--- START OF Data to use ---

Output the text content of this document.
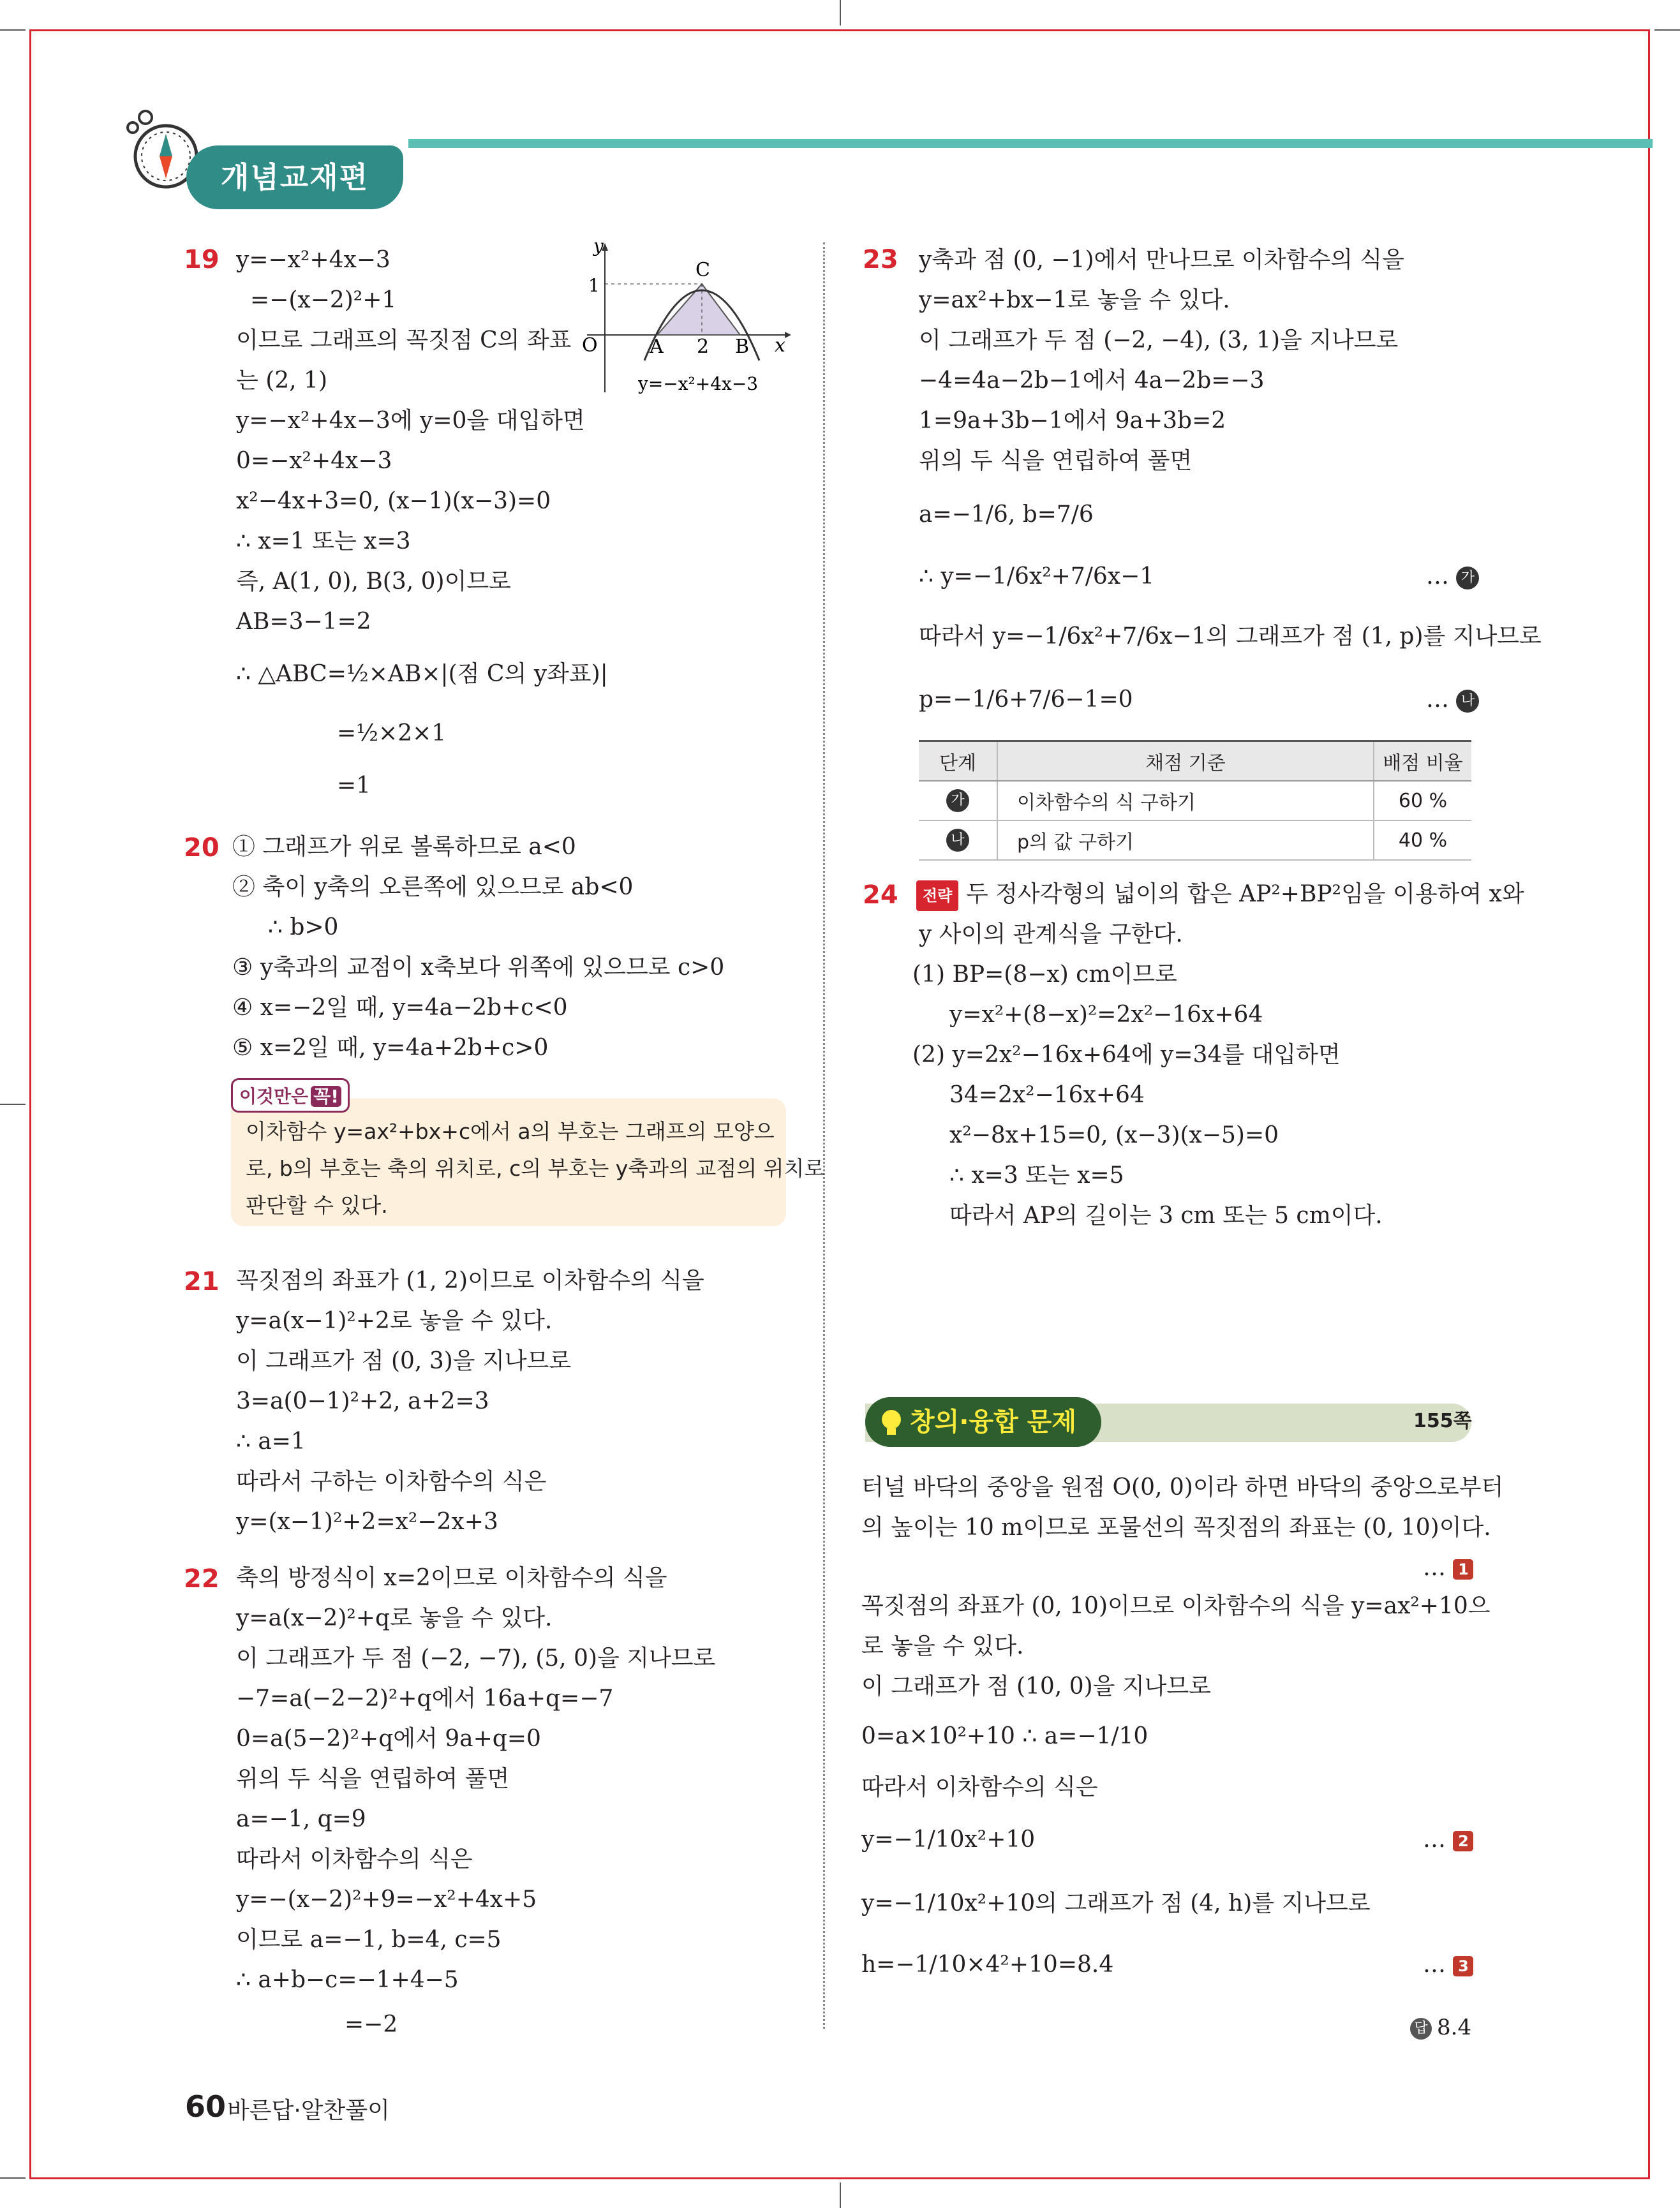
개념교재편
19 y=−x²+4x−3
=−(x−2)²+1
이므로 그래프의 꼭짓점 C의 좌표
는 (2, 1)
y=−x²+4x−3에 y=0을 대입하면
0=−x²+4x−3
x²−4x+3=0, (x−1)(x−3)=0
∴ x=1 또는 x=3
즉, A(1, 0), B(3, 0)이므로
AB=3−1=2
∴ △ABC=½×AB×|(점 C의 y좌표)|
=½×2×1
=1
y
1
C
O	A 2 B x
y=−x²+4x−3
20 ① 그래프가 위로 볼록하므로 a<0
② 축이 y축의 오른쪽에 있으므로 ab<0
∴ b>0
③ y축과의 교점이 x축보다 위쪽에 있으므로 c>0
④ x=−2일 때, y=4a−2b+c<0
⑤ x=2일 때, y=4a+2b+c>0
이것만은 꼭!
이차함수 y=ax²+bx+c에서 a의 부호는 그래프의 모양으
로, b의 부호는 축의 위치로, c의 부호는 y축과의 교점의 위치로
판단할 수 있다.
21 꼭짓점의 좌표가 (1, 2)이므로 이차함수의 식을
y=a(x−1)²+2로 놓을 수 있다.
이 그래프가 점 (0, 3)을 지나므로
3=a(0−1)²+2, a+2=3
∴ a=1
따라서 구하는 이차함수의 식은
y=(x−1)²+2=x²−2x+3
22 축의 방정식이 x=2이므로 이차함수의 식을
y=a(x−2)²+q로 놓을 수 있다.
이 그래프가 두 점 (−2, −7), (5, 0)을 지나므로
−7=a(−2−2)²+q에서 16a+q=−7
0=a(5−2)²+q에서 9a+q=0
위의 두 식을 연립하여 풀면
a=−1, q=9
따라서 이차함수의 식은
y=−(x−2)²+9=−x²+4x+5
이므로 a=−1, b=4, c=5
∴ a+b−c=−1+4−5
=−2
23 y축과 점 (0, −1)에서 만나므로 이차함수의 식을
y=ax²+bx−1로 놓을 수 있다.
이 그래프가 두 점 (−2, −4), (3, 1)을 지나므로
−4=4a−2b−1에서 4a−2b=−3
1=9a+3b−1에서 9a+3b=2
위의 두 식을 연립하여 풀면
a=−1/6, b=7/6
∴ y=−1/6x²+7/6x−1	… 가
따라서 y=−1/6x²+7/6x−1의 그래프가 점 (1, p)를 지나므로
p=−1/6+7/6−1=0	… 나
단계	채점 기준	배점 비율
가	이차함수의 식 구하기	60 %
나	p의 값 구하기	40 %
24	전략 두 정사각형의 넓이의 합은 AP²+BP²임을 이용하여 x와
y 사이의 관계식을 구한다.
(1) BP=(8−x) cm이므로
y=x²+(8−x)²=2x²−16x+64
(2) y=2x²−16x+64에 y=34를 대입하면
34=2x²−16x+64
x²−8x+15=0, (x−3)(x−5)=0
∴ x=3 또는 x=5
따라서 AP의 길이는 3 cm 또는 5 cm이다.
창의·융합 문제	155쪽
터널 바닥의 중앙을 원점 O(0, 0)이라 하면 바닥의 중앙으로부터
의 높이는 10 m이므로 포물선의 꼭짓점의 좌표는 (0, 10)이다.
… 1
꼭짓점의 좌표가 (0, 10)이므로 이차함수의 식을 y=ax²+10으
로 놓을 수 있다.
이 그래프가 점 (10, 0)을 지나므로
0=a×10²+10 ∴ a=−1/10
따라서 이차함수의 식은
y=−1/10x²+10	… 2
y=−1/10x²+10의 그래프가 점 (4, h)를 지나므로
h=−1/10×4²+10=8.4	… 3
답 8.4
60 바른답·알찬풀이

--- END OF Data to use ---

#### Given exercise:
Without the pictures, retype the whole of the material above exactly.

#### Solution:
Output the text content of this document.
개념교재편
19 y=−x²+4x−3
=−(x−2)²+1
이므로 그래프의 꼭짓점 C의 좌표
는 (2, 1)
y=−x²+4x−3에 y=0을 대입하면
0=−x²+4x−3
x²−4x+3=0, (x−1)(x−3)=0
∴ x=1 또는 x=3
즉, A(1, 0), B(3, 0)이므로
AB=3−1=2
∴ △ABC=½×AB×|(점 C의 y좌표)|
=½×2×1
=1
y
1
C
O	A 2 B x
y=−x²+4x−3
20 ① 그래프가 위로 볼록하므로 a<0
② 축이 y축의 오른쪽에 있으므로 ab<0
∴ b>0
③ y축과의 교점이 x축보다 위쪽에 있으므로 c>0
④ x=−2일 때, y=4a−2b+c<0
⑤ x=2일 때, y=4a+2b+c>0
이것만은 꼭!
이차함수 y=ax²+bx+c에서 a의 부호는 그래프의 모양으
로, b의 부호는 축의 위치로, c의 부호는 y축과의 교점의 위치로
판단할 수 있다.
21 꼭짓점의 좌표가 (1, 2)이므로 이차함수의 식을
y=a(x−1)²+2로 놓을 수 있다.
이 그래프가 점 (0, 3)을 지나므로
3=a(0−1)²+2, a+2=3
∴ a=1
따라서 구하는 이차함수의 식은
y=(x−1)²+2=x²−2x+3
22 축의 방정식이 x=2이므로 이차함수의 식을
y=a(x−2)²+q로 놓을 수 있다.
이 그래프가 두 점 (−2, −7), (5, 0)을 지나므로
−7=a(−2−2)²+q에서 16a+q=−7
0=a(5−2)²+q에서 9a+q=0
위의 두 식을 연립하여 풀면
a=−1, q=9
따라서 이차함수의 식은
y=−(x−2)²+9=−x²+4x+5
이므로 a=−1, b=4, c=5
∴ a+b−c=−1+4−5
=−2
23 y축과 점 (0, −1)에서 만나므로 이차함수의 식을
y=ax²+bx−1로 놓을 수 있다.
이 그래프가 두 점 (−2, −4), (3, 1)을 지나므로
−4=4a−2b−1에서 4a−2b=−3
1=9a+3b−1에서 9a+3b=2
위의 두 식을 연립하여 풀면
a=−1/6, b=7/6
∴ y=−1/6x²+7/6x−1	… 가
따라서 y=−1/6x²+7/6x−1의 그래프가 점 (1, p)를 지나므로
p=−1/6+7/6−1=0	… 나
단계	채점 기준	배점 비율
가	이차함수의 식 구하기	60 %
나	p의 값 구하기	40 %
24	전략 두 정사각형의 넓이의 합은 AP²+BP²임을 이용하여 x와
y 사이의 관계식을 구한다.
(1) BP=(8−x) cm이므로
y=x²+(8−x)²=2x²−16x+64
(2) y=2x²−16x+64에 y=34를 대입하면
34=2x²−16x+64
x²−8x+15=0, (x−3)(x−5)=0
∴ x=3 또는 x=5
따라서 AP의 길이는 3 cm 또는 5 cm이다.
창의·융합 문제	155쪽
터널 바닥의 중앙을 원점 O(0, 0)이라 하면 바닥의 중앙으로부터
의 높이는 10 m이므로 포물선의 꼭짓점의 좌표는 (0, 10)이다.
… 1
꼭짓점의 좌표가 (0, 10)이므로 이차함수의 식을 y=ax²+10으
로 놓을 수 있다.
이 그래프가 점 (10, 0)을 지나므로
0=a×10²+10 ∴ a=−1/10
따라서 이차함수의 식은
y=−1/10x²+10	… 2
y=−1/10x²+10의 그래프가 점 (4, h)를 지나므로
h=−1/10×4²+10=8.4	… 3
답 8.4
60 바른답·알찬풀이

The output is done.